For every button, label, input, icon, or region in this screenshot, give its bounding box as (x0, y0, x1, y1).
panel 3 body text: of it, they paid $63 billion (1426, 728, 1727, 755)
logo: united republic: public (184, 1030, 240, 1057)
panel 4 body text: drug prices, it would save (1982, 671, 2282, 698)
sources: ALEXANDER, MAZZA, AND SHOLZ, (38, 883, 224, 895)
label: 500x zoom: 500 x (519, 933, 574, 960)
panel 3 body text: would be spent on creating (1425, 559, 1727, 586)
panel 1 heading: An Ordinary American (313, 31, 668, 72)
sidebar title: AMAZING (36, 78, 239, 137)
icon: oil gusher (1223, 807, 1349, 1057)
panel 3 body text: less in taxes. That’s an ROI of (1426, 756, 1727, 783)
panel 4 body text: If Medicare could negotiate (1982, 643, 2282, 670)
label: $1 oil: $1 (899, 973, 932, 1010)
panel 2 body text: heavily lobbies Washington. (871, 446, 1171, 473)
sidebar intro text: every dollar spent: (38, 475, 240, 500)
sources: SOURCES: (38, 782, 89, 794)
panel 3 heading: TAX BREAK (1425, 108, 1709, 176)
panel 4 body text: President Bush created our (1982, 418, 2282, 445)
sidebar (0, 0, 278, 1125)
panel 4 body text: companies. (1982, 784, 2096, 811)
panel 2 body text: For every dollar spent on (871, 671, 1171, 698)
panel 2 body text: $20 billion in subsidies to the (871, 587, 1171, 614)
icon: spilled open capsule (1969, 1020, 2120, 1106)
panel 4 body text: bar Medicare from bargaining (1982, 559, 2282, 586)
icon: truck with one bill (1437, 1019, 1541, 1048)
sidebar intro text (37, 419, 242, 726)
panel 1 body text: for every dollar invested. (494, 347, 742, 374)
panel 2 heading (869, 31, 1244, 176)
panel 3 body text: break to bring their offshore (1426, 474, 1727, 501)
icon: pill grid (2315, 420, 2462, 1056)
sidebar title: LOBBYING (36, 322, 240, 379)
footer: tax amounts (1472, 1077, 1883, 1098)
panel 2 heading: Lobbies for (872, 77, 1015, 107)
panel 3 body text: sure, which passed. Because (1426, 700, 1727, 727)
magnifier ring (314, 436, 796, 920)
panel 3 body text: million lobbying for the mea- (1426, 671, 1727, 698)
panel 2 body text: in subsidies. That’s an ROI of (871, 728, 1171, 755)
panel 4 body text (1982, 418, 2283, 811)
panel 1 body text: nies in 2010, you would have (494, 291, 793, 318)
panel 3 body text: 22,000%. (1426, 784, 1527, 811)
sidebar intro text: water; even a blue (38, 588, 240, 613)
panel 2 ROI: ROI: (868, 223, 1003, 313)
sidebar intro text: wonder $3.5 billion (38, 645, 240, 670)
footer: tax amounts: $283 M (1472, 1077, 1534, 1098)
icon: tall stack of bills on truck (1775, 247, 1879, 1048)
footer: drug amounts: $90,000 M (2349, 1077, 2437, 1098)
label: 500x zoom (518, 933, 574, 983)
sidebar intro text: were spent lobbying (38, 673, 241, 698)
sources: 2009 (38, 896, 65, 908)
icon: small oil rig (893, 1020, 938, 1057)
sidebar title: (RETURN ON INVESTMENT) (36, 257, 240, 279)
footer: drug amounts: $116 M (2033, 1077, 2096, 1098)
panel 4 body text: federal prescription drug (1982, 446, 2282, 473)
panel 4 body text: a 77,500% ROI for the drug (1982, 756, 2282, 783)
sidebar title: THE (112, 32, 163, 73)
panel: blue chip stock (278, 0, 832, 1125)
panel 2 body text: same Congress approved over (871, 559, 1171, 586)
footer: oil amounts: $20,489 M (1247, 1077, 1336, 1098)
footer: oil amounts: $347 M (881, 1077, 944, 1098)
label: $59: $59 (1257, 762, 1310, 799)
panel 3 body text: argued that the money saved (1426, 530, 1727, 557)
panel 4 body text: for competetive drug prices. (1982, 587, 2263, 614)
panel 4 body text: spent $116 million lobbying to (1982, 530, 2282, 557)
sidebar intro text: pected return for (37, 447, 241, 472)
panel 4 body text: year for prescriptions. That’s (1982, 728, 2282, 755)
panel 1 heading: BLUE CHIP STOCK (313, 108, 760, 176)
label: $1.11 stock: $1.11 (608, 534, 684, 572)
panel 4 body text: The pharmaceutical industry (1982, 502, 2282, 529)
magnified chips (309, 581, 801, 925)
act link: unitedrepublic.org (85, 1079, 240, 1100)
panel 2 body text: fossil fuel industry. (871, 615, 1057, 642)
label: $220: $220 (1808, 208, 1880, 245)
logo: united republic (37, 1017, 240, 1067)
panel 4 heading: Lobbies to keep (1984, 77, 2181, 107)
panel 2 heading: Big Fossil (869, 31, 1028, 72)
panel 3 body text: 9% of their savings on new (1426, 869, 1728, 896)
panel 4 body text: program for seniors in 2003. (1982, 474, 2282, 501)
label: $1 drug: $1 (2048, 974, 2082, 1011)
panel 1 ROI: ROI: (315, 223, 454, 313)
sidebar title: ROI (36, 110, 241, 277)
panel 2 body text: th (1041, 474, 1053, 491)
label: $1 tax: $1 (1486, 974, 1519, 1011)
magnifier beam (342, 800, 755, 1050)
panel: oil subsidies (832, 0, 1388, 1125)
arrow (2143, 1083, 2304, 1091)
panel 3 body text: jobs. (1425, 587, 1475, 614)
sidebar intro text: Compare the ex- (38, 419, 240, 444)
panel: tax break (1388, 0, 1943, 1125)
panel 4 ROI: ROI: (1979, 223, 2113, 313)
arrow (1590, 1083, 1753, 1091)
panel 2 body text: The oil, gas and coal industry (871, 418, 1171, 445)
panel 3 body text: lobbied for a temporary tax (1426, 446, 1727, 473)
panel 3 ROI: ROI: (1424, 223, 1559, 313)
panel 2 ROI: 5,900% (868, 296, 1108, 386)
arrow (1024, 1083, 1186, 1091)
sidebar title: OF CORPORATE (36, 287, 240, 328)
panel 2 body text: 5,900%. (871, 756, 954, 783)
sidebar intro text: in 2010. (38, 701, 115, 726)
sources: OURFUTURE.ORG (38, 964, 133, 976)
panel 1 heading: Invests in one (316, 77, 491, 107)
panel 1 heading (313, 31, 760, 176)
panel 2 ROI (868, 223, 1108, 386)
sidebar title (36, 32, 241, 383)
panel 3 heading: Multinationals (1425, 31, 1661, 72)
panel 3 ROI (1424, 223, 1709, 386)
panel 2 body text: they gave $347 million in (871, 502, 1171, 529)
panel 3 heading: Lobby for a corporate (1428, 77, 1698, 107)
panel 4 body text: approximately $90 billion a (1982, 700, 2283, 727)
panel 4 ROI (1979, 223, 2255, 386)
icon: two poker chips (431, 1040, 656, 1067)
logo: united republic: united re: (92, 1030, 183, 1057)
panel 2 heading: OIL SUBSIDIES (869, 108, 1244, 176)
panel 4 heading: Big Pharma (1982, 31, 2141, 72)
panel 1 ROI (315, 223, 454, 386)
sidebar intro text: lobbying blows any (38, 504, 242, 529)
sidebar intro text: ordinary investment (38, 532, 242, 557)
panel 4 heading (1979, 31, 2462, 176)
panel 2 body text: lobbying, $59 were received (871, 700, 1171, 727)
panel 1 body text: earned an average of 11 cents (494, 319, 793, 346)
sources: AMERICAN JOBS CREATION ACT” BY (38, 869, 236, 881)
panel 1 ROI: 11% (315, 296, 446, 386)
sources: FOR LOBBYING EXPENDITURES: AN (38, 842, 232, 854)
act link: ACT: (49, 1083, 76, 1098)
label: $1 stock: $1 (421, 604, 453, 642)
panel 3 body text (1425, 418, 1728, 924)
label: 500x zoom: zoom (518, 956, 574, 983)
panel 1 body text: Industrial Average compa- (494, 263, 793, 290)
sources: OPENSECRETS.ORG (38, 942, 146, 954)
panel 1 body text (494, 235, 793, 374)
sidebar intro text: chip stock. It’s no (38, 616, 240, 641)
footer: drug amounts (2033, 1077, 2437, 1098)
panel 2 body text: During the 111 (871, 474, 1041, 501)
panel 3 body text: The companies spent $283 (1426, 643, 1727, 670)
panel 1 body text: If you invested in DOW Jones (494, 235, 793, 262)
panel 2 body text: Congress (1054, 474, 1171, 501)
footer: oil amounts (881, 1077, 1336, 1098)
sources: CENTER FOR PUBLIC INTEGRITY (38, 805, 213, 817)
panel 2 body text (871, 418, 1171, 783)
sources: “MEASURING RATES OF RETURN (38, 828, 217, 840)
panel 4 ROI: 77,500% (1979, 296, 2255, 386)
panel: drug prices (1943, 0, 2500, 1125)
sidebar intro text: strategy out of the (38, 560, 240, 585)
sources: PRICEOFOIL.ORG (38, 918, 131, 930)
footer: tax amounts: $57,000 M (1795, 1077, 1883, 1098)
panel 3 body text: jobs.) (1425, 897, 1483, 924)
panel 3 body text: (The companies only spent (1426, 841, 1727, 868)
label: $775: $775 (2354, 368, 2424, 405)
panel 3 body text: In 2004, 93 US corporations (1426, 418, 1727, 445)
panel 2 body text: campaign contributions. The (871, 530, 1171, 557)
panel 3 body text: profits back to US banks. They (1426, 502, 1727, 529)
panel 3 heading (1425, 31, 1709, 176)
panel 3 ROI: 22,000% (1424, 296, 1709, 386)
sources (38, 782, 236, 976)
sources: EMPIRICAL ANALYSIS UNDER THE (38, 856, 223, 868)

> _AIM OF THE TASK_
Show every line above that contains the string "link". Uppercase and lowercase letters count as different.

> _REPLY_
act link: unitedrepublic.org (85, 1079, 240, 1100)
act link: ACT: (49, 1083, 76, 1098)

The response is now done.